Problem details: Reproduce the records below in full and without edits, omitting images.

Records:
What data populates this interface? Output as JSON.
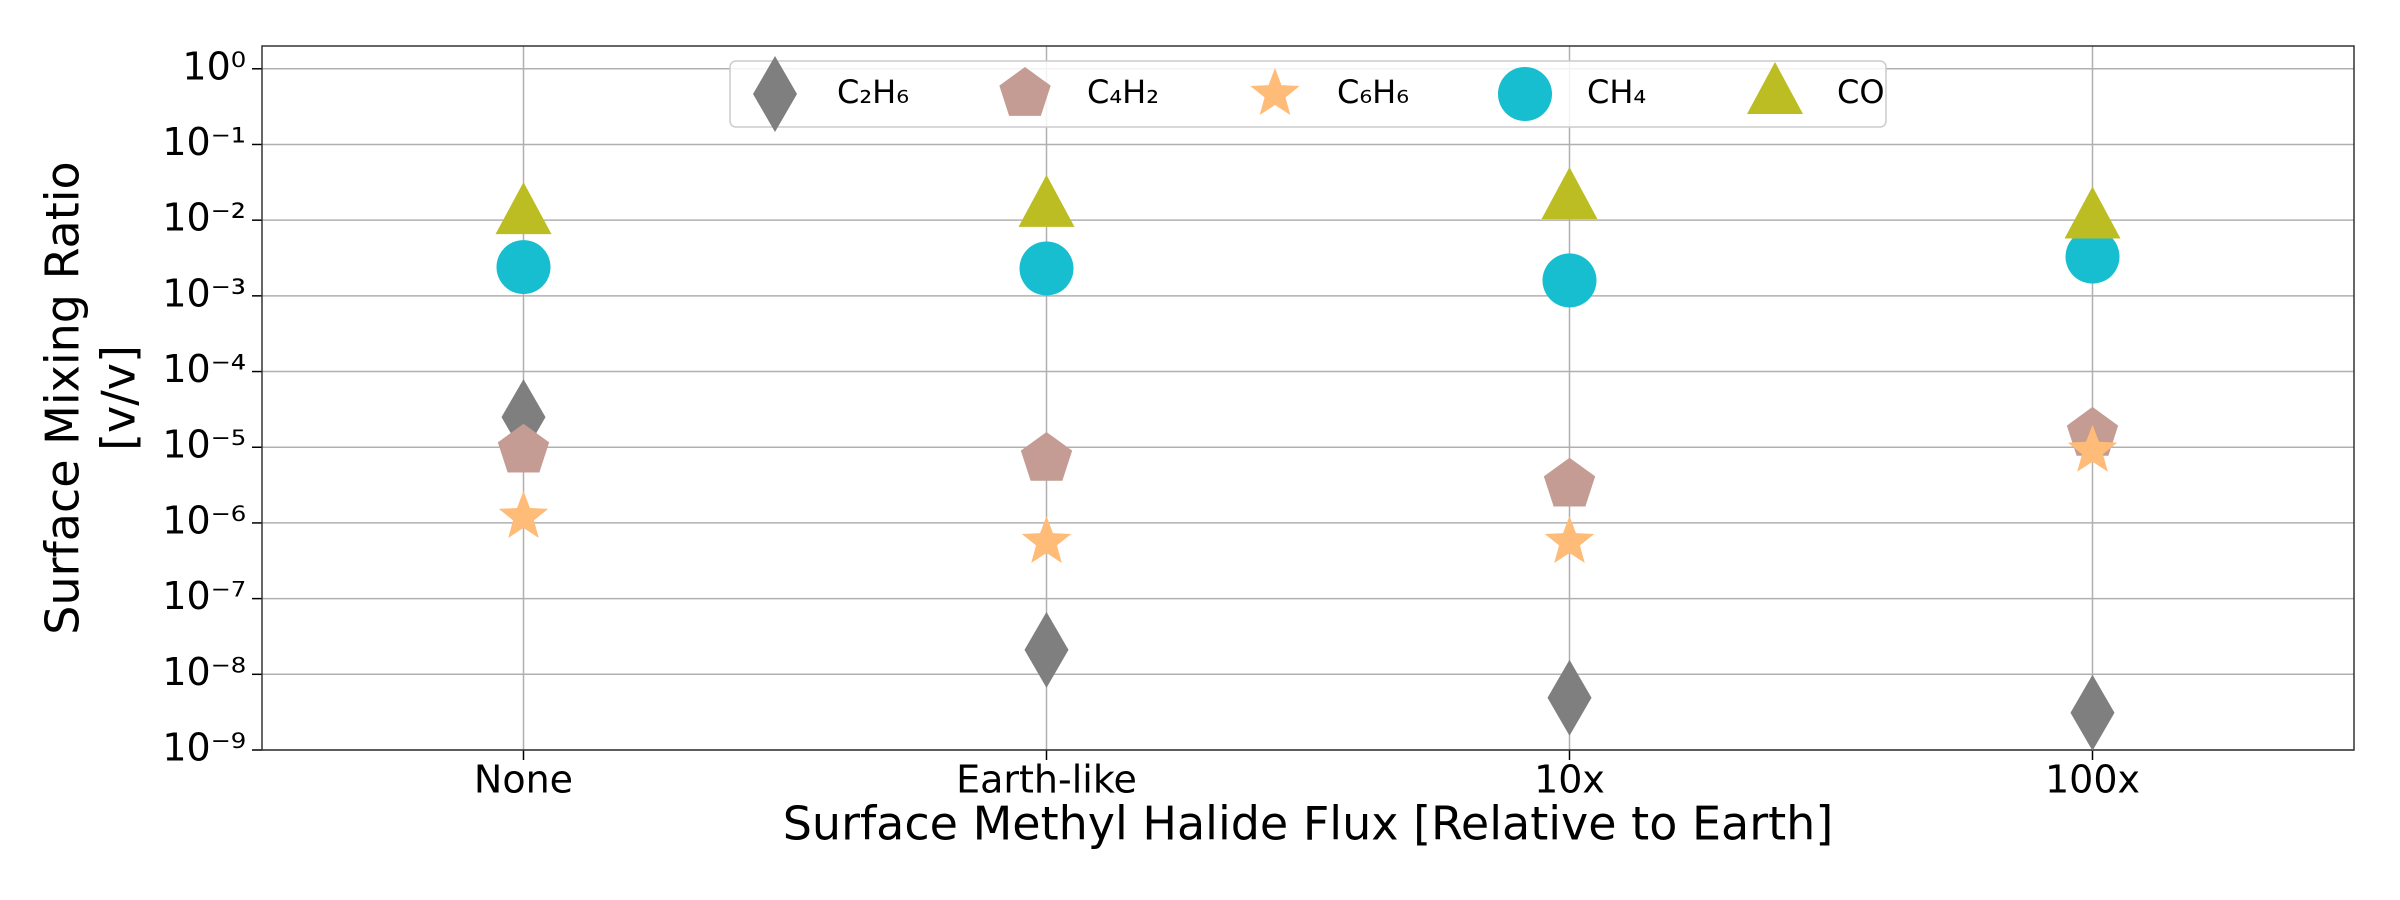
{
  "chart_data": {
    "type": "scatter",
    "xlabel": "Surface Methyl Halide Flux [Relative to Earth]",
    "ylabel": [
      "Surface Mixing Ratio",
      "[v/v]"
    ],
    "categories": [
      "None",
      "Earth-like",
      "10x",
      "100x"
    ],
    "yscale": "log",
    "ylim": [
      1e-09,
      2
    ],
    "yticks": [
      {
        "value": 1e-09,
        "label": "10⁻⁹"
      },
      {
        "value": 1e-08,
        "label": "10⁻⁸"
      },
      {
        "value": 1e-07,
        "label": "10⁻⁷"
      },
      {
        "value": 1e-06,
        "label": "10⁻⁶"
      },
      {
        "value": 1e-05,
        "label": "10⁻⁵"
      },
      {
        "value": 0.0001,
        "label": "10⁻⁴"
      },
      {
        "value": 0.001,
        "label": "10⁻³"
      },
      {
        "value": 0.01,
        "label": "10⁻²"
      },
      {
        "value": 0.1,
        "label": "10⁻¹"
      },
      {
        "value": 1,
        "label": "10⁰"
      }
    ],
    "grid": true,
    "legend": "upper center",
    "series": [
      {
        "name": "C₂H₆",
        "color": "#7f7f7f",
        "marker": "diamond",
        "values": [
          2.5e-05,
          2.1e-08,
          4.9e-09,
          3.1e-09
        ]
      },
      {
        "name": "C₄H₂",
        "color": "#c49c94",
        "marker": "pentagon",
        "values": [
          9e-06,
          7e-06,
          3.2e-06,
          1.5e-05
        ]
      },
      {
        "name": "C₆H₆",
        "color": "#ffbb78",
        "marker": "star",
        "values": [
          1.2e-06,
          5.6e-07,
          5.6e-07,
          9e-06
        ]
      },
      {
        "name": "CH₄",
        "color": "#17becf",
        "marker": "circle",
        "values": [
          0.0024,
          0.0023,
          0.0016,
          0.0033
        ]
      },
      {
        "name": "CO",
        "color": "#bcbd22",
        "marker": "triangle",
        "values": [
          0.012,
          0.015,
          0.019,
          0.0105
        ]
      }
    ]
  }
}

Reply to the task:
What data populates this interface? Output as JSON.
{
  "chart_data": {
    "type": "scatter",
    "xlabel": "Surface Methyl Halide Flux [Relative to Earth]",
    "ylabel": [
      "Surface Mixing Ratio",
      "[v/v]"
    ],
    "categories": [
      "None",
      "Earth-like",
      "10x",
      "100x"
    ],
    "yscale": "log",
    "ylim": [
      1e-09,
      2
    ],
    "yticks": [
      {
        "value": 1e-09,
        "label": "10⁻⁹"
      },
      {
        "value": 1e-08,
        "label": "10⁻⁸"
      },
      {
        "value": 1e-07,
        "label": "10⁻⁷"
      },
      {
        "value": 1e-06,
        "label": "10⁻⁶"
      },
      {
        "value": 1e-05,
        "label": "10⁻⁵"
      },
      {
        "value": 0.0001,
        "label": "10⁻⁴"
      },
      {
        "value": 0.001,
        "label": "10⁻³"
      },
      {
        "value": 0.01,
        "label": "10⁻²"
      },
      {
        "value": 0.1,
        "label": "10⁻¹"
      },
      {
        "value": 1,
        "label": "10⁰"
      }
    ],
    "grid": true,
    "legend": "upper center",
    "series": [
      {
        "name": "C₂H₆",
        "color": "#7f7f7f",
        "marker": "diamond",
        "values": [
          2.5e-05,
          2.1e-08,
          4.9e-09,
          3.1e-09
        ]
      },
      {
        "name": "C₄H₂",
        "color": "#c49c94",
        "marker": "pentagon",
        "values": [
          9e-06,
          7e-06,
          3.2e-06,
          1.5e-05
        ]
      },
      {
        "name": "C₆H₆",
        "color": "#ffbb78",
        "marker": "star",
        "values": [
          1.2e-06,
          5.6e-07,
          5.6e-07,
          9e-06
        ]
      },
      {
        "name": "CH₄",
        "color": "#17becf",
        "marker": "circle",
        "values": [
          0.0024,
          0.0023,
          0.0016,
          0.0033
        ]
      },
      {
        "name": "CO",
        "color": "#bcbd22",
        "marker": "triangle",
        "values": [
          0.012,
          0.015,
          0.019,
          0.0105
        ]
      }
    ]
  }
}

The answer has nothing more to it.